WHAT NEEDS TO BE DONE »
Without the pictures, copy all the entries below exactly.

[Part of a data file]
• • • • • • •

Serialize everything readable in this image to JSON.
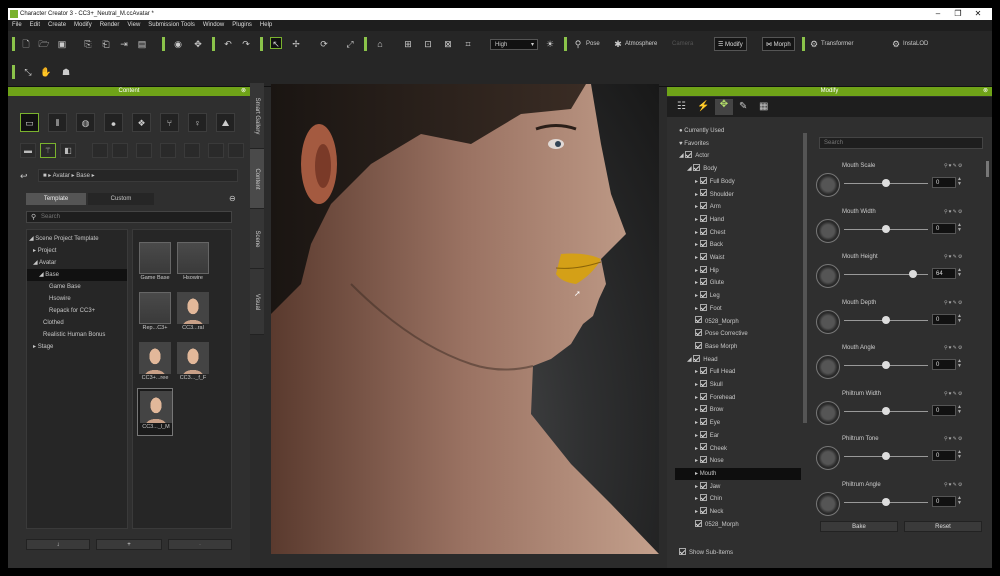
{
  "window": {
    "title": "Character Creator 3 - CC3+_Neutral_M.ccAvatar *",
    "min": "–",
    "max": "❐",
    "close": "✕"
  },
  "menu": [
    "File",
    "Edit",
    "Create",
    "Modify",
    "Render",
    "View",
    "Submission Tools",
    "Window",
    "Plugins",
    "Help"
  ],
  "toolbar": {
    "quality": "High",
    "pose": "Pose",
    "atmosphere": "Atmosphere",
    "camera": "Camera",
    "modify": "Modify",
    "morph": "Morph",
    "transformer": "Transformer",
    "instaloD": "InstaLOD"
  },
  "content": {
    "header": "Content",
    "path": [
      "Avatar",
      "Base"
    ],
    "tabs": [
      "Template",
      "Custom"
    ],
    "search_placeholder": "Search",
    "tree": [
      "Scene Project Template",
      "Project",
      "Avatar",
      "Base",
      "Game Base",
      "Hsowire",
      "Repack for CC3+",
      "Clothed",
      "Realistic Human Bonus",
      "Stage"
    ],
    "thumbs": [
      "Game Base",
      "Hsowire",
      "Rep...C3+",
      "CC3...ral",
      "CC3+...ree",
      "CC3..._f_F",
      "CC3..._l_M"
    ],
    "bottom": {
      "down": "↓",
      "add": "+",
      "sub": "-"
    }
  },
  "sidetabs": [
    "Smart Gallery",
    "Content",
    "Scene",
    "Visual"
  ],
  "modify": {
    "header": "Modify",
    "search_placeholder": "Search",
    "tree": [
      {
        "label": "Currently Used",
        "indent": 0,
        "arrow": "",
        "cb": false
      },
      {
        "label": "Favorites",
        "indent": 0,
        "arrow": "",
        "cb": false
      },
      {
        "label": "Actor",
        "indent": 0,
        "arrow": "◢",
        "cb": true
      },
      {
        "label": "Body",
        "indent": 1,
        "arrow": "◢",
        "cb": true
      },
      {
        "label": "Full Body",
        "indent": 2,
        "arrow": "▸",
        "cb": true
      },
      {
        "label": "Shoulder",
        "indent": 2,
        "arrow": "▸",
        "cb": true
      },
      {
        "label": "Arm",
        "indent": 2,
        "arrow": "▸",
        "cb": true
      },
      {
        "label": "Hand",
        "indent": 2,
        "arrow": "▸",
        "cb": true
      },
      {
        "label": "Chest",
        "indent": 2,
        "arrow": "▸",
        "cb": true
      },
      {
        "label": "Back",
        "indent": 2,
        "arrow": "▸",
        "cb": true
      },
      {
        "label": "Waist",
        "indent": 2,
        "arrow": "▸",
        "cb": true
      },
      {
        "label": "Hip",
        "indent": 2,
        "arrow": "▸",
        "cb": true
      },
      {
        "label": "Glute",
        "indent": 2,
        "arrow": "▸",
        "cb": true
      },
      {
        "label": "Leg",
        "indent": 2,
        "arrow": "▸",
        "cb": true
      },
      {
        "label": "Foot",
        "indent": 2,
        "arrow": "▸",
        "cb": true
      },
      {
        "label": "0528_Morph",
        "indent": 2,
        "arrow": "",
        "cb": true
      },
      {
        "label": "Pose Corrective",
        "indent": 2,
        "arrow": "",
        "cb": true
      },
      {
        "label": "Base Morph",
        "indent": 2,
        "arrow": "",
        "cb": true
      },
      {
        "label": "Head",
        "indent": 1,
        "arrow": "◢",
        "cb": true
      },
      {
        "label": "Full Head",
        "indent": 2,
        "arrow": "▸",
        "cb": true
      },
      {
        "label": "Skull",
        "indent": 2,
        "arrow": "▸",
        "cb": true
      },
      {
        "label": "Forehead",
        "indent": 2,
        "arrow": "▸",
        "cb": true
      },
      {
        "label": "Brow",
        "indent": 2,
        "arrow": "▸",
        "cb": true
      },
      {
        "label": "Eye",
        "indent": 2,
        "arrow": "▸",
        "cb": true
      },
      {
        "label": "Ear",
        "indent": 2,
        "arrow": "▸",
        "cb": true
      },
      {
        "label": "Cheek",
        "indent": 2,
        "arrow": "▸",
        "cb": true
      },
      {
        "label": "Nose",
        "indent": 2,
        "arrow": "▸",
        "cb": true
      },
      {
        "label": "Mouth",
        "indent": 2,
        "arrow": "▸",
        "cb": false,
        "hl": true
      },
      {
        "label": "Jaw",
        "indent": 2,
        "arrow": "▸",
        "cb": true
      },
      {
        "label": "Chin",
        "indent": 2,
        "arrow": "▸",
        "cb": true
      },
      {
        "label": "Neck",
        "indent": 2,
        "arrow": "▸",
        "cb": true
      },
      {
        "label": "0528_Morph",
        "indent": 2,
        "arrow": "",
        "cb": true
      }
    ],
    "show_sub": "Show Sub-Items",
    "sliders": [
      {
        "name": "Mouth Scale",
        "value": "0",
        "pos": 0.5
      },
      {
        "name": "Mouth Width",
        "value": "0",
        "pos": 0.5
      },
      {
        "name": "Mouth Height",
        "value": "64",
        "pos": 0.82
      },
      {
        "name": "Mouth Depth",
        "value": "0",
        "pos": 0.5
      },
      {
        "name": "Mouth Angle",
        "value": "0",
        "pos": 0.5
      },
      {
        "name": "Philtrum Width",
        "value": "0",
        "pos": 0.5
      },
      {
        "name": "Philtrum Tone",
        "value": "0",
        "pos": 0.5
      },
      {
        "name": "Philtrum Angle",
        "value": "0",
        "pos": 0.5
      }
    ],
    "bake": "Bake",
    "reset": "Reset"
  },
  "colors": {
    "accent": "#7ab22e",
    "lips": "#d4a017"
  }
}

• • • • • • •

EXERCISE OUTPUT »
Serialize everything readable in this image to JSON.
{
  "window": {
    "title": "Character Creator 3 - CC3+_Neutral_M.ccAvatar *",
    "min": "–",
    "max": "❐",
    "close": "✕"
  },
  "menu": [
    "File",
    "Edit",
    "Create",
    "Modify",
    "Render",
    "View",
    "Submission Tools",
    "Window",
    "Plugins",
    "Help"
  ],
  "toolbar": {
    "quality": "High",
    "pose": "Pose",
    "atmosphere": "Atmosphere",
    "camera": "Camera",
    "modify": "Modify",
    "morph": "Morph",
    "transformer": "Transformer",
    "instaloD": "InstaLOD"
  },
  "content": {
    "header": "Content",
    "path": [
      "Avatar",
      "Base"
    ],
    "tabs": [
      "Template",
      "Custom"
    ],
    "search_placeholder": "Search",
    "tree": [
      "Scene Project Template",
      "Project",
      "Avatar",
      "Base",
      "Game Base",
      "Hsowire",
      "Repack for CC3+",
      "Clothed",
      "Realistic Human Bonus",
      "Stage"
    ],
    "thumbs": [
      "Game Base",
      "Hsowire",
      "Rep...C3+",
      "CC3...ral",
      "CC3+...ree",
      "CC3..._f_F",
      "CC3..._l_M"
    ],
    "bottom": {
      "down": "↓",
      "add": "+",
      "sub": "-"
    }
  },
  "sidetabs": [
    "Smart Gallery",
    "Content",
    "Scene",
    "Visual"
  ],
  "modify": {
    "header": "Modify",
    "search_placeholder": "Search",
    "tree": [
      {
        "label": "Currently Used",
        "indent": 0,
        "arrow": "",
        "cb": false
      },
      {
        "label": "Favorites",
        "indent": 0,
        "arrow": "",
        "cb": false
      },
      {
        "label": "Actor",
        "indent": 0,
        "arrow": "◢",
        "cb": true
      },
      {
        "label": "Body",
        "indent": 1,
        "arrow": "◢",
        "cb": true
      },
      {
        "label": "Full Body",
        "indent": 2,
        "arrow": "▸",
        "cb": true
      },
      {
        "label": "Shoulder",
        "indent": 2,
        "arrow": "▸",
        "cb": true
      },
      {
        "label": "Arm",
        "indent": 2,
        "arrow": "▸",
        "cb": true
      },
      {
        "label": "Hand",
        "indent": 2,
        "arrow": "▸",
        "cb": true
      },
      {
        "label": "Chest",
        "indent": 2,
        "arrow": "▸",
        "cb": true
      },
      {
        "label": "Back",
        "indent": 2,
        "arrow": "▸",
        "cb": true
      },
      {
        "label": "Waist",
        "indent": 2,
        "arrow": "▸",
        "cb": true
      },
      {
        "label": "Hip",
        "indent": 2,
        "arrow": "▸",
        "cb": true
      },
      {
        "label": "Glute",
        "indent": 2,
        "arrow": "▸",
        "cb": true
      },
      {
        "label": "Leg",
        "indent": 2,
        "arrow": "▸",
        "cb": true
      },
      {
        "label": "Foot",
        "indent": 2,
        "arrow": "▸",
        "cb": true
      },
      {
        "label": "0528_Morph",
        "indent": 2,
        "arrow": "",
        "cb": true
      },
      {
        "label": "Pose Corrective",
        "indent": 2,
        "arrow": "",
        "cb": true
      },
      {
        "label": "Base Morph",
        "indent": 2,
        "arrow": "",
        "cb": true
      },
      {
        "label": "Head",
        "indent": 1,
        "arrow": "◢",
        "cb": true
      },
      {
        "label": "Full Head",
        "indent": 2,
        "arrow": "▸",
        "cb": true
      },
      {
        "label": "Skull",
        "indent": 2,
        "arrow": "▸",
        "cb": true
      },
      {
        "label": "Forehead",
        "indent": 2,
        "arrow": "▸",
        "cb": true
      },
      {
        "label": "Brow",
        "indent": 2,
        "arrow": "▸",
        "cb": true
      },
      {
        "label": "Eye",
        "indent": 2,
        "arrow": "▸",
        "cb": true
      },
      {
        "label": "Ear",
        "indent": 2,
        "arrow": "▸",
        "cb": true
      },
      {
        "label": "Cheek",
        "indent": 2,
        "arrow": "▸",
        "cb": true
      },
      {
        "label": "Nose",
        "indent": 2,
        "arrow": "▸",
        "cb": true
      },
      {
        "label": "Mouth",
        "indent": 2,
        "arrow": "▸",
        "cb": false,
        "hl": true
      },
      {
        "label": "Jaw",
        "indent": 2,
        "arrow": "▸",
        "cb": true
      },
      {
        "label": "Chin",
        "indent": 2,
        "arrow": "▸",
        "cb": true
      },
      {
        "label": "Neck",
        "indent": 2,
        "arrow": "▸",
        "cb": true
      },
      {
        "label": "0528_Morph",
        "indent": 2,
        "arrow": "",
        "cb": true
      }
    ],
    "show_sub": "Show Sub-Items",
    "sliders": [
      {
        "name": "Mouth Scale",
        "value": "0",
        "pos": 0.5
      },
      {
        "name": "Mouth Width",
        "value": "0",
        "pos": 0.5
      },
      {
        "name": "Mouth Height",
        "value": "64",
        "pos": 0.82
      },
      {
        "name": "Mouth Depth",
        "value": "0",
        "pos": 0.5
      },
      {
        "name": "Mouth Angle",
        "value": "0",
        "pos": 0.5
      },
      {
        "name": "Philtrum Width",
        "value": "0",
        "pos": 0.5
      },
      {
        "name": "Philtrum Tone",
        "value": "0",
        "pos": 0.5
      },
      {
        "name": "Philtrum Angle",
        "value": "0",
        "pos": 0.5
      }
    ],
    "bake": "Bake",
    "reset": "Reset"
  },
  "colors": {
    "accent": "#7ab22e",
    "lips": "#d4a017"
  }
}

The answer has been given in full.